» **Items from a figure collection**
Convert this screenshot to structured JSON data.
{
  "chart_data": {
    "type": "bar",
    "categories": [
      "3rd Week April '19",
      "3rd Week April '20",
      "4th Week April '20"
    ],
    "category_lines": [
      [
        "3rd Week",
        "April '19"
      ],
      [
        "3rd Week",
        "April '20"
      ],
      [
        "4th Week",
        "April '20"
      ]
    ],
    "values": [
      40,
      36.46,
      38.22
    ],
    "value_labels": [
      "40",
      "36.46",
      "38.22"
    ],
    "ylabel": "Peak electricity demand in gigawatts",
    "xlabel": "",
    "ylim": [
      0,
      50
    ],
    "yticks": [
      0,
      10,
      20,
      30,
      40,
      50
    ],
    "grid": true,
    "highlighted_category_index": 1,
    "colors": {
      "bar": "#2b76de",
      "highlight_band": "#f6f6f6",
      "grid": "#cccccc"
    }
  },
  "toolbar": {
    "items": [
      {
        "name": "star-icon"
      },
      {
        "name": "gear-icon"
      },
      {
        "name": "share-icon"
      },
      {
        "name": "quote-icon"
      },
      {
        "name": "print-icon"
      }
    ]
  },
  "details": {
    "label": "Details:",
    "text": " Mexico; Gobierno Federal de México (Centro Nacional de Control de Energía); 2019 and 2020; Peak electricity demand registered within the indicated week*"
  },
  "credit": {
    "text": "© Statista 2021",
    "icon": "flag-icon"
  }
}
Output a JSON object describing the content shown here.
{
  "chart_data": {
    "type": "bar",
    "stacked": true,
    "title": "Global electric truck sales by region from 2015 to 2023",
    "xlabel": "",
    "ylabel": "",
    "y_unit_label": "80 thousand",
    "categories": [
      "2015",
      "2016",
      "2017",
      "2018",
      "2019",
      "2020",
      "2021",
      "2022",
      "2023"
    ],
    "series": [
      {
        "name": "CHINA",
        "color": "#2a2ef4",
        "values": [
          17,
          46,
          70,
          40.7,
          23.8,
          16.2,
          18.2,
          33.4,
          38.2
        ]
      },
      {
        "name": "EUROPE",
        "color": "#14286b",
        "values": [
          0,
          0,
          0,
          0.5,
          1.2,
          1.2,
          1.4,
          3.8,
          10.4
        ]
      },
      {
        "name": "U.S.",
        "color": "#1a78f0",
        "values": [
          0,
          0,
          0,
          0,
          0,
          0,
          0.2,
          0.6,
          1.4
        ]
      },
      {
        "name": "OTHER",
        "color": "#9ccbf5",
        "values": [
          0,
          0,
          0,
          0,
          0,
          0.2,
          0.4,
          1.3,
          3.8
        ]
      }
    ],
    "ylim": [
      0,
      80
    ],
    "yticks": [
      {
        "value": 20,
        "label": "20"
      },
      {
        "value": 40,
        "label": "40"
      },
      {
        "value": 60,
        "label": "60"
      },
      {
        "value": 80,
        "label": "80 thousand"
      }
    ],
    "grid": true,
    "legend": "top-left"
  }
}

» **REQUIRED WORK**
Copy out each line that contains the word "April".

» **EXERCISE RESULT**
      "3rd Week April '19",
      "3rd Week April '20",
      "4th Week April '20"
        "April '19"
        "April '20"
        "April '20"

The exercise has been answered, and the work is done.